### Provided data
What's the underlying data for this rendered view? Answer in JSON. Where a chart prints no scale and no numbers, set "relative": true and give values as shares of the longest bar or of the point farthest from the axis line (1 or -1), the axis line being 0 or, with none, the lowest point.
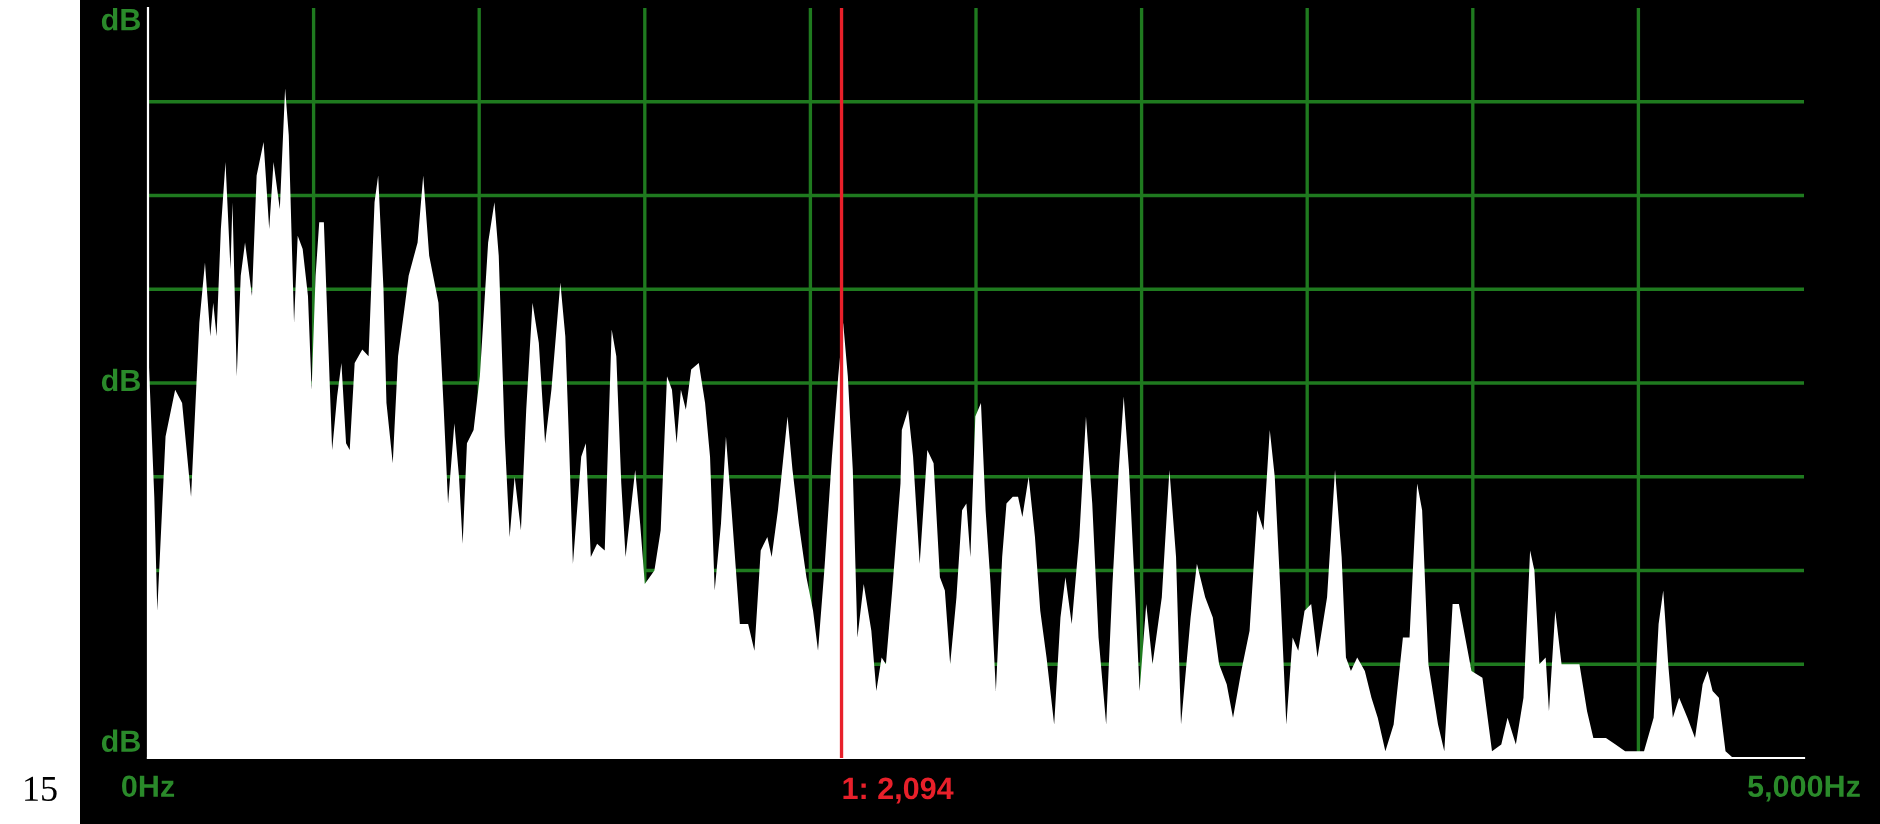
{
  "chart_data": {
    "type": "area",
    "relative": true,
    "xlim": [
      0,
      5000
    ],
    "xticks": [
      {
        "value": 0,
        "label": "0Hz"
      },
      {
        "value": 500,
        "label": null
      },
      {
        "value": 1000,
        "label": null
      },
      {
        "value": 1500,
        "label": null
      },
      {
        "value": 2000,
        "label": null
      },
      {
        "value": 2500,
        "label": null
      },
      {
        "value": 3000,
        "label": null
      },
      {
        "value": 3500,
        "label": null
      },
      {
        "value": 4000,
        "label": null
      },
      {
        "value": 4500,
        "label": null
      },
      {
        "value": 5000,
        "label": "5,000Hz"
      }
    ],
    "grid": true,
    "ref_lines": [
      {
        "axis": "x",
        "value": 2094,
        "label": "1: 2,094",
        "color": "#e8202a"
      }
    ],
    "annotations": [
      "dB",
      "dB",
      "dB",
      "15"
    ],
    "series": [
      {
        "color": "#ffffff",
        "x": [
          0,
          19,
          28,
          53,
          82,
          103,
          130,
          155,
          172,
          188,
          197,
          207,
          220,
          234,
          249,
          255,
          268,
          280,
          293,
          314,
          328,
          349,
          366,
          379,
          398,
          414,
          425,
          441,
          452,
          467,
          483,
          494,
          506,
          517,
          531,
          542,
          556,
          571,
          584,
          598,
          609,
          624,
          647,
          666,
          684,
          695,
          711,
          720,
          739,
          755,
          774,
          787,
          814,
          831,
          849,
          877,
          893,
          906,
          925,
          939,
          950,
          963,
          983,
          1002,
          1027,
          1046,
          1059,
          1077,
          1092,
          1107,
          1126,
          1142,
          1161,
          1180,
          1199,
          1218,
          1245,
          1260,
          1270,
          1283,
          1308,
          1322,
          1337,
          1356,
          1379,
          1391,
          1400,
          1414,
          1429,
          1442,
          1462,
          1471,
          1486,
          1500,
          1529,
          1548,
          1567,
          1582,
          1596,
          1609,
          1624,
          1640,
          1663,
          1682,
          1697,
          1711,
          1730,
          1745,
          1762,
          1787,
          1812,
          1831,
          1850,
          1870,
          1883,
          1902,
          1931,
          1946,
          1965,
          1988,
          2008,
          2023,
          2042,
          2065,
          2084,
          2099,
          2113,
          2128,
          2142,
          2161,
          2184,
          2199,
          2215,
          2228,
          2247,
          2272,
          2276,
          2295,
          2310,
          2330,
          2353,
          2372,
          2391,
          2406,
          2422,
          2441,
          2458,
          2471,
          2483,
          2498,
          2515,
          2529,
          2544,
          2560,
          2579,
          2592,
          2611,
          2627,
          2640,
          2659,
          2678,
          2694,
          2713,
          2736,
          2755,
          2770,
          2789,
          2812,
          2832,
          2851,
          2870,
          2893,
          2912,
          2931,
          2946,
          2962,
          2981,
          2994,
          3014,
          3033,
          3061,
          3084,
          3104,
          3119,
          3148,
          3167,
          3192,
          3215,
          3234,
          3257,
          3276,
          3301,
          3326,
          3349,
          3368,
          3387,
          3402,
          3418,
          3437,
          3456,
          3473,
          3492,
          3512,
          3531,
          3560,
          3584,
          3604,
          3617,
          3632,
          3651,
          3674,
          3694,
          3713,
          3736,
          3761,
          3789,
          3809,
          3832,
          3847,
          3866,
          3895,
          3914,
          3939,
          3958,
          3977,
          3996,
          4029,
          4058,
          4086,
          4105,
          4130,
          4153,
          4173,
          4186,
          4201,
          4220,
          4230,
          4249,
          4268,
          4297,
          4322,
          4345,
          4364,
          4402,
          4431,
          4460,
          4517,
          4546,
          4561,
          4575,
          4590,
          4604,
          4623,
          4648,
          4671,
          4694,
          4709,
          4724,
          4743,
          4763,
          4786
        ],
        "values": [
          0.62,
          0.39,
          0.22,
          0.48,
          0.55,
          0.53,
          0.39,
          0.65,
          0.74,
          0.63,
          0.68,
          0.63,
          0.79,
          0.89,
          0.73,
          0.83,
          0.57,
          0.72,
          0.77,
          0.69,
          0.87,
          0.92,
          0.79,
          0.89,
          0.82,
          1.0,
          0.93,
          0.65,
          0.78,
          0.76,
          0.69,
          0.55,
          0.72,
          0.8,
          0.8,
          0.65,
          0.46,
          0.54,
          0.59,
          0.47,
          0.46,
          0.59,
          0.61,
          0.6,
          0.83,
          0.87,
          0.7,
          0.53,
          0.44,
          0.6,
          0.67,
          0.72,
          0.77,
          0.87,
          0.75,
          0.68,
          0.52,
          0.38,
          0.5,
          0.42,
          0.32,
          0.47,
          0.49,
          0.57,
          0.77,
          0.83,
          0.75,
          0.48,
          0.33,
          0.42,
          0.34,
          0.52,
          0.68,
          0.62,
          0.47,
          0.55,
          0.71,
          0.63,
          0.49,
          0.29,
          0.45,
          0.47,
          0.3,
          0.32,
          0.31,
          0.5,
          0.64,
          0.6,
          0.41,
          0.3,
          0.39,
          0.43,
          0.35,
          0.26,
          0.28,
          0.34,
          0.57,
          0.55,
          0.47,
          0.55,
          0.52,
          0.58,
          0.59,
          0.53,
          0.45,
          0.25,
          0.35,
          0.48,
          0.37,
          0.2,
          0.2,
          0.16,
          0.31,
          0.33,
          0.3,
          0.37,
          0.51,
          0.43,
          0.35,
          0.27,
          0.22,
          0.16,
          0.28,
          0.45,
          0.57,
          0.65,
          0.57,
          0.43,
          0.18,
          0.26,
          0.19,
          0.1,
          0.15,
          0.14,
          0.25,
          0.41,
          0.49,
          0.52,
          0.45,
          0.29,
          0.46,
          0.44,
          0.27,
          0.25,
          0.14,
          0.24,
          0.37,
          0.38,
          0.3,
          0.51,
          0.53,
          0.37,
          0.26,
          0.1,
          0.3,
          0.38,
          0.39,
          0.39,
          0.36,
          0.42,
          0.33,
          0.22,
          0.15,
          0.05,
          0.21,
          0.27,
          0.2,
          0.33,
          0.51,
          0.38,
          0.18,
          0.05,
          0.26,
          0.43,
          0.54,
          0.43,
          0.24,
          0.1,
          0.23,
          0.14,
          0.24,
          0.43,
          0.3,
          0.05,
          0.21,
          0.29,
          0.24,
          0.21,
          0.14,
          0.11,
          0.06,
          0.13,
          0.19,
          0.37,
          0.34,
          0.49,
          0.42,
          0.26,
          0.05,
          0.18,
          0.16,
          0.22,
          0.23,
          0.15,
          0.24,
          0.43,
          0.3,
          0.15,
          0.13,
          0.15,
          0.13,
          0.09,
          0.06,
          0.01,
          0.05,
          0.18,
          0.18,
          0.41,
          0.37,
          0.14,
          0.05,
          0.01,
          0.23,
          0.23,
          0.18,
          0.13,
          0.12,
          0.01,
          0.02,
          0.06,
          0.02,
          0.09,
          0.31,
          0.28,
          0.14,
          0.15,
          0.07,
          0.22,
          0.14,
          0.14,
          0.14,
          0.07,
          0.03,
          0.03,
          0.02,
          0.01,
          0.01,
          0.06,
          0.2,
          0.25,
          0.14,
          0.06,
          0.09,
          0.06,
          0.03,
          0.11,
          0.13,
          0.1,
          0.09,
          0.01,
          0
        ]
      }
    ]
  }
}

### What this task involves
Without the pictures, return the entries exactly as they appear.

### The completed task
What's the underlying data for this rendered view? Answer in JSON. Where a chart prints no scale and no numbers, set "relative": true and give values as shares of the longest bar or of the point farthest from the axis line (1 or -1), the axis line being 0 or, with none, the lowest point.
{
  "chart_data": {
    "type": "area",
    "relative": true,
    "xlim": [
      0,
      5000
    ],
    "xticks": [
      {
        "value": 0,
        "label": "0Hz"
      },
      {
        "value": 500,
        "label": null
      },
      {
        "value": 1000,
        "label": null
      },
      {
        "value": 1500,
        "label": null
      },
      {
        "value": 2000,
        "label": null
      },
      {
        "value": 2500,
        "label": null
      },
      {
        "value": 3000,
        "label": null
      },
      {
        "value": 3500,
        "label": null
      },
      {
        "value": 4000,
        "label": null
      },
      {
        "value": 4500,
        "label": null
      },
      {
        "value": 5000,
        "label": "5,000Hz"
      }
    ],
    "grid": true,
    "ref_lines": [
      {
        "axis": "x",
        "value": 2094,
        "label": "1: 2,094",
        "color": "#e8202a"
      }
    ],
    "annotations": [
      "dB",
      "dB",
      "dB",
      "15"
    ],
    "series": [
      {
        "color": "#ffffff",
        "x": [
          0,
          19,
          28,
          53,
          82,
          103,
          130,
          155,
          172,
          188,
          197,
          207,
          220,
          234,
          249,
          255,
          268,
          280,
          293,
          314,
          328,
          349,
          366,
          379,
          398,
          414,
          425,
          441,
          452,
          467,
          483,
          494,
          506,
          517,
          531,
          542,
          556,
          571,
          584,
          598,
          609,
          624,
          647,
          666,
          684,
          695,
          711,
          720,
          739,
          755,
          774,
          787,
          814,
          831,
          849,
          877,
          893,
          906,
          925,
          939,
          950,
          963,
          983,
          1002,
          1027,
          1046,
          1059,
          1077,
          1092,
          1107,
          1126,
          1142,
          1161,
          1180,
          1199,
          1218,
          1245,
          1260,
          1270,
          1283,
          1308,
          1322,
          1337,
          1356,
          1379,
          1391,
          1400,
          1414,
          1429,
          1442,
          1462,
          1471,
          1486,
          1500,
          1529,
          1548,
          1567,
          1582,
          1596,
          1609,
          1624,
          1640,
          1663,
          1682,
          1697,
          1711,
          1730,
          1745,
          1762,
          1787,
          1812,
          1831,
          1850,
          1870,
          1883,
          1902,
          1931,
          1946,
          1965,
          1988,
          2008,
          2023,
          2042,
          2065,
          2084,
          2099,
          2113,
          2128,
          2142,
          2161,
          2184,
          2199,
          2215,
          2228,
          2247,
          2272,
          2276,
          2295,
          2310,
          2330,
          2353,
          2372,
          2391,
          2406,
          2422,
          2441,
          2458,
          2471,
          2483,
          2498,
          2515,
          2529,
          2544,
          2560,
          2579,
          2592,
          2611,
          2627,
          2640,
          2659,
          2678,
          2694,
          2713,
          2736,
          2755,
          2770,
          2789,
          2812,
          2832,
          2851,
          2870,
          2893,
          2912,
          2931,
          2946,
          2962,
          2981,
          2994,
          3014,
          3033,
          3061,
          3084,
          3104,
          3119,
          3148,
          3167,
          3192,
          3215,
          3234,
          3257,
          3276,
          3301,
          3326,
          3349,
          3368,
          3387,
          3402,
          3418,
          3437,
          3456,
          3473,
          3492,
          3512,
          3531,
          3560,
          3584,
          3604,
          3617,
          3632,
          3651,
          3674,
          3694,
          3713,
          3736,
          3761,
          3789,
          3809,
          3832,
          3847,
          3866,
          3895,
          3914,
          3939,
          3958,
          3977,
          3996,
          4029,
          4058,
          4086,
          4105,
          4130,
          4153,
          4173,
          4186,
          4201,
          4220,
          4230,
          4249,
          4268,
          4297,
          4322,
          4345,
          4364,
          4402,
          4431,
          4460,
          4517,
          4546,
          4561,
          4575,
          4590,
          4604,
          4623,
          4648,
          4671,
          4694,
          4709,
          4724,
          4743,
          4763,
          4786
        ],
        "values": [
          0.62,
          0.39,
          0.22,
          0.48,
          0.55,
          0.53,
          0.39,
          0.65,
          0.74,
          0.63,
          0.68,
          0.63,
          0.79,
          0.89,
          0.73,
          0.83,
          0.57,
          0.72,
          0.77,
          0.69,
          0.87,
          0.92,
          0.79,
          0.89,
          0.82,
          1.0,
          0.93,
          0.65,
          0.78,
          0.76,
          0.69,
          0.55,
          0.72,
          0.8,
          0.8,
          0.65,
          0.46,
          0.54,
          0.59,
          0.47,
          0.46,
          0.59,
          0.61,
          0.6,
          0.83,
          0.87,
          0.7,
          0.53,
          0.44,
          0.6,
          0.67,
          0.72,
          0.77,
          0.87,
          0.75,
          0.68,
          0.52,
          0.38,
          0.5,
          0.42,
          0.32,
          0.47,
          0.49,
          0.57,
          0.77,
          0.83,
          0.75,
          0.48,
          0.33,
          0.42,
          0.34,
          0.52,
          0.68,
          0.62,
          0.47,
          0.55,
          0.71,
          0.63,
          0.49,
          0.29,
          0.45,
          0.47,
          0.3,
          0.32,
          0.31,
          0.5,
          0.64,
          0.6,
          0.41,
          0.3,
          0.39,
          0.43,
          0.35,
          0.26,
          0.28,
          0.34,
          0.57,
          0.55,
          0.47,
          0.55,
          0.52,
          0.58,
          0.59,
          0.53,
          0.45,
          0.25,
          0.35,
          0.48,
          0.37,
          0.2,
          0.2,
          0.16,
          0.31,
          0.33,
          0.3,
          0.37,
          0.51,
          0.43,
          0.35,
          0.27,
          0.22,
          0.16,
          0.28,
          0.45,
          0.57,
          0.65,
          0.57,
          0.43,
          0.18,
          0.26,
          0.19,
          0.1,
          0.15,
          0.14,
          0.25,
          0.41,
          0.49,
          0.52,
          0.45,
          0.29,
          0.46,
          0.44,
          0.27,
          0.25,
          0.14,
          0.24,
          0.37,
          0.38,
          0.3,
          0.51,
          0.53,
          0.37,
          0.26,
          0.1,
          0.3,
          0.38,
          0.39,
          0.39,
          0.36,
          0.42,
          0.33,
          0.22,
          0.15,
          0.05,
          0.21,
          0.27,
          0.2,
          0.33,
          0.51,
          0.38,
          0.18,
          0.05,
          0.26,
          0.43,
          0.54,
          0.43,
          0.24,
          0.1,
          0.23,
          0.14,
          0.24,
          0.43,
          0.3,
          0.05,
          0.21,
          0.29,
          0.24,
          0.21,
          0.14,
          0.11,
          0.06,
          0.13,
          0.19,
          0.37,
          0.34,
          0.49,
          0.42,
          0.26,
          0.05,
          0.18,
          0.16,
          0.22,
          0.23,
          0.15,
          0.24,
          0.43,
          0.3,
          0.15,
          0.13,
          0.15,
          0.13,
          0.09,
          0.06,
          0.01,
          0.05,
          0.18,
          0.18,
          0.41,
          0.37,
          0.14,
          0.05,
          0.01,
          0.23,
          0.23,
          0.18,
          0.13,
          0.12,
          0.01,
          0.02,
          0.06,
          0.02,
          0.09,
          0.31,
          0.28,
          0.14,
          0.15,
          0.07,
          0.22,
          0.14,
          0.14,
          0.14,
          0.07,
          0.03,
          0.03,
          0.02,
          0.01,
          0.01,
          0.06,
          0.2,
          0.25,
          0.14,
          0.06,
          0.09,
          0.06,
          0.03,
          0.11,
          0.13,
          0.1,
          0.09,
          0.01,
          0
        ]
      }
    ]
  }
}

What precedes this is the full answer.